• _TASK INSTRUCTIONS_
Return the material word for word. Do not include the pictures.

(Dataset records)
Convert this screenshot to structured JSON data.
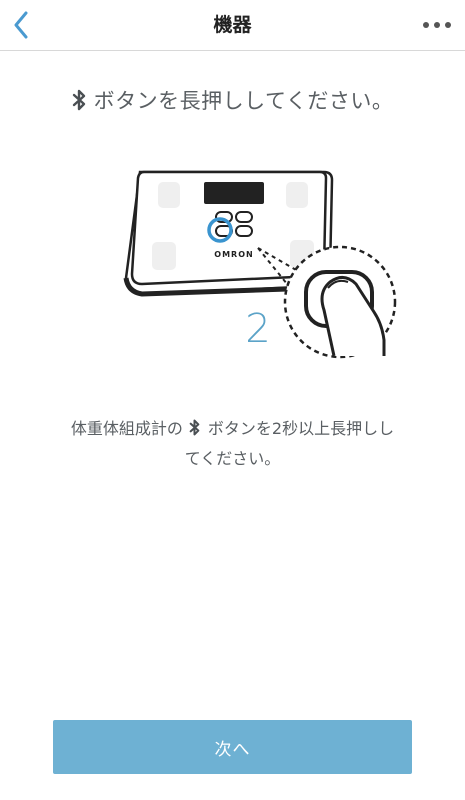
{
  "header": {
    "title": "機器",
    "back_icon": "chevron-left-icon",
    "more_icon": "more-horizontal-icon"
  },
  "instruction": {
    "text": "ボタンを長押ししてください。",
    "icon": "bluetooth-icon"
  },
  "illustration": {
    "brand": "OMRON",
    "step_number": "2"
  },
  "description": {
    "part1": "体重体組成計の",
    "part2": "ボタンを2秒以上長押しし",
    "part3": "てください。",
    "icon": "bluetooth-icon"
  },
  "next_button": {
    "label": "次へ"
  },
  "colors": {
    "accent": "#4a9ad0",
    "button": "#6eb1d3",
    "step_number": "#5ba3c8"
  }
}
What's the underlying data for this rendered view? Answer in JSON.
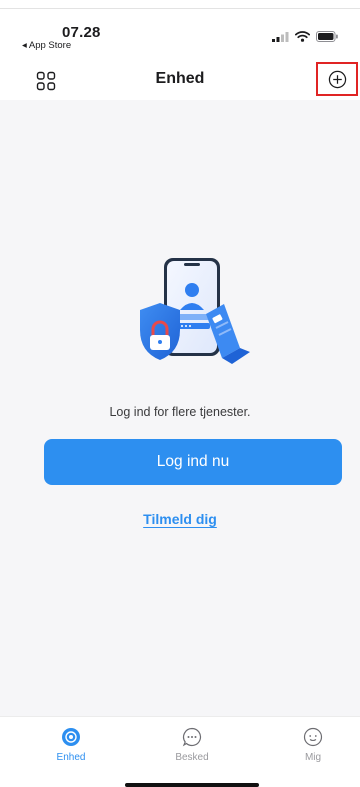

• _IN RESPONSE_
Convert this screenshot to structured JSON data.
{
  "header": {
    "title": "機器",
    "back_icon": "chevron-left-icon",
    "more_icon": "more-horizontal-icon"
  },
  "instruction": {
    "text": "ボタンを長押ししてください。",
    "icon": "bluetooth-icon"
  },
  "illustration": {
    "brand": "OMRON",
    "step_number": "2"
  },
  "description": {
    "part1": "体重体組成計の",
    "part2": "ボタンを2秒以上長押しし",
    "part3": "てください。",
    "icon": "bluetooth-icon"
  },
  "next_button": {
    "label": "次へ"
  },
  "colors": {
    "accent": "#4a9ad0",
    "button": "#6eb1d3",
    "step_number": "#5ba3c8"
  }
}
What's the underlying data for this rendered view? Answer in JSON.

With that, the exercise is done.